>>>

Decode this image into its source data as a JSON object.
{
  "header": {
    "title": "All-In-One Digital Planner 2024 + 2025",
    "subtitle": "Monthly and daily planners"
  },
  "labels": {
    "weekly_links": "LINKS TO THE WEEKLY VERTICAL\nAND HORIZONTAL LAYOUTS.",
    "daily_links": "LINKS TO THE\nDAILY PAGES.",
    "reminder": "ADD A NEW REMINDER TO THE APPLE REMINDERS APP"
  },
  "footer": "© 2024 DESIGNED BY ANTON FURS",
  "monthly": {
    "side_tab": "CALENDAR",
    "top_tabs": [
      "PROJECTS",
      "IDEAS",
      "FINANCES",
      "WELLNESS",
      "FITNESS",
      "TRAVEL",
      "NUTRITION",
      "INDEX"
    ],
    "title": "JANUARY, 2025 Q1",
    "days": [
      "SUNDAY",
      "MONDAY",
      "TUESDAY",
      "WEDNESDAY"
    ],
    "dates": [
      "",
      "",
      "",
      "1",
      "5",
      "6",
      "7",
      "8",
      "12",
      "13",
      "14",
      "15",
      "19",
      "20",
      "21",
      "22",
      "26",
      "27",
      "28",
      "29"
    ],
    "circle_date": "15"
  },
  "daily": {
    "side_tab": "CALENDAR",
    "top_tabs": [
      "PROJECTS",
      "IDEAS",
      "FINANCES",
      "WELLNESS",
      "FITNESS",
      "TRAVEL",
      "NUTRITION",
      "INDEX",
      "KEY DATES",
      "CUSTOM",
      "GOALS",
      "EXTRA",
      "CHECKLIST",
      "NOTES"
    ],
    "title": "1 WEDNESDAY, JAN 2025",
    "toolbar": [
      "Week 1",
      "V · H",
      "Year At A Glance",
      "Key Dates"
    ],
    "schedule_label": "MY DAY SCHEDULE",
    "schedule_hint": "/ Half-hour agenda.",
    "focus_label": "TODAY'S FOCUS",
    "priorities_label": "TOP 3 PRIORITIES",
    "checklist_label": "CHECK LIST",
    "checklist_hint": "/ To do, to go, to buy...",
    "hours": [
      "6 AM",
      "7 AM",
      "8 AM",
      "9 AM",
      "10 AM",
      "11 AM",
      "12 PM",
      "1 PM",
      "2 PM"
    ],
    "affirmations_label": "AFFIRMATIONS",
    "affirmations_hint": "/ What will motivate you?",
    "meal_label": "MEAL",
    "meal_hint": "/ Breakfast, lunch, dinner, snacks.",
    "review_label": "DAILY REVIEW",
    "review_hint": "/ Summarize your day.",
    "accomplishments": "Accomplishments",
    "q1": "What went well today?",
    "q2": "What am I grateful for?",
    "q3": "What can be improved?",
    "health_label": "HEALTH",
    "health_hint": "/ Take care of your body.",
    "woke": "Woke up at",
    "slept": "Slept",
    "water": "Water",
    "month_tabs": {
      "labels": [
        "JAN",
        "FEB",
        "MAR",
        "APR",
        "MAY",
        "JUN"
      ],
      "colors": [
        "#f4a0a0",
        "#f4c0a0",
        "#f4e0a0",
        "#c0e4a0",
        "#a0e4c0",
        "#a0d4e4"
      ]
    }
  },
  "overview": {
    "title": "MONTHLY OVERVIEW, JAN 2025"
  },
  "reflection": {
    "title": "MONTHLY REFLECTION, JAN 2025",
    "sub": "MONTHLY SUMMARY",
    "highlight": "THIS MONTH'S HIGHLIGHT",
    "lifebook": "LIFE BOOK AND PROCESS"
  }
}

<<<

● **What is needed**
Print the whole listing again, exactly.

● **Finished exercise**
Decode this image into its source data as a JSON object.
{
  "header": {
    "title": "All-In-One Digital Planner 2024 + 2025",
    "subtitle": "Monthly and daily planners"
  },
  "labels": {
    "weekly_links": "LINKS TO THE WEEKLY VERTICAL\nAND HORIZONTAL LAYOUTS.",
    "daily_links": "LINKS TO THE\nDAILY PAGES.",
    "reminder": "ADD A NEW REMINDER TO THE APPLE REMINDERS APP"
  },
  "footer": "© 2024 DESIGNED BY ANTON FURS",
  "monthly": {
    "side_tab": "CALENDAR",
    "top_tabs": [
      "PROJECTS",
      "IDEAS",
      "FINANCES",
      "WELLNESS",
      "FITNESS",
      "TRAVEL",
      "NUTRITION",
      "INDEX"
    ],
    "title": "JANUARY, 2025 Q1",
    "days": [
      "SUNDAY",
      "MONDAY",
      "TUESDAY",
      "WEDNESDAY"
    ],
    "dates": [
      "",
      "",
      "",
      "1",
      "5",
      "6",
      "7",
      "8",
      "12",
      "13",
      "14",
      "15",
      "19",
      "20",
      "21",
      "22",
      "26",
      "27",
      "28",
      "29"
    ],
    "circle_date": "15"
  },
  "daily": {
    "side_tab": "CALENDAR",
    "top_tabs": [
      "PROJECTS",
      "IDEAS",
      "FINANCES",
      "WELLNESS",
      "FITNESS",
      "TRAVEL",
      "NUTRITION",
      "INDEX",
      "KEY DATES",
      "CUSTOM",
      "GOALS",
      "EXTRA",
      "CHECKLIST",
      "NOTES"
    ],
    "title": "1 WEDNESDAY, JAN 2025",
    "toolbar": [
      "Week 1",
      "V · H",
      "Year At A Glance",
      "Key Dates"
    ],
    "schedule_label": "MY DAY SCHEDULE",
    "schedule_hint": "/ Half-hour agenda.",
    "focus_label": "TODAY'S FOCUS",
    "priorities_label": "TOP 3 PRIORITIES",
    "checklist_label": "CHECK LIST",
    "checklist_hint": "/ To do, to go, to buy...",
    "hours": [
      "6 AM",
      "7 AM",
      "8 AM",
      "9 AM",
      "10 AM",
      "11 AM",
      "12 PM",
      "1 PM",
      "2 PM"
    ],
    "affirmations_label": "AFFIRMATIONS",
    "affirmations_hint": "/ What will motivate you?",
    "meal_label": "MEAL",
    "meal_hint": "/ Breakfast, lunch, dinner, snacks.",
    "review_label": "DAILY REVIEW",
    "review_hint": "/ Summarize your day.",
    "accomplishments": "Accomplishments",
    "q1": "What went well today?",
    "q2": "What am I grateful for?",
    "q3": "What can be improved?",
    "health_label": "HEALTH",
    "health_hint": "/ Take care of your body.",
    "woke": "Woke up at",
    "slept": "Slept",
    "water": "Water",
    "month_tabs": {
      "labels": [
        "JAN",
        "FEB",
        "MAR",
        "APR",
        "MAY",
        "JUN"
      ],
      "colors": [
        "#f4a0a0",
        "#f4c0a0",
        "#f4e0a0",
        "#c0e4a0",
        "#a0e4c0",
        "#a0d4e4"
      ]
    }
  },
  "overview": {
    "title": "MONTHLY OVERVIEW, JAN 2025"
  },
  "reflection": {
    "title": "MONTHLY REFLECTION, JAN 2025",
    "sub": "MONTHLY SUMMARY",
    "highlight": "THIS MONTH'S HIGHLIGHT",
    "lifebook": "LIFE BOOK AND PROCESS"
  }
}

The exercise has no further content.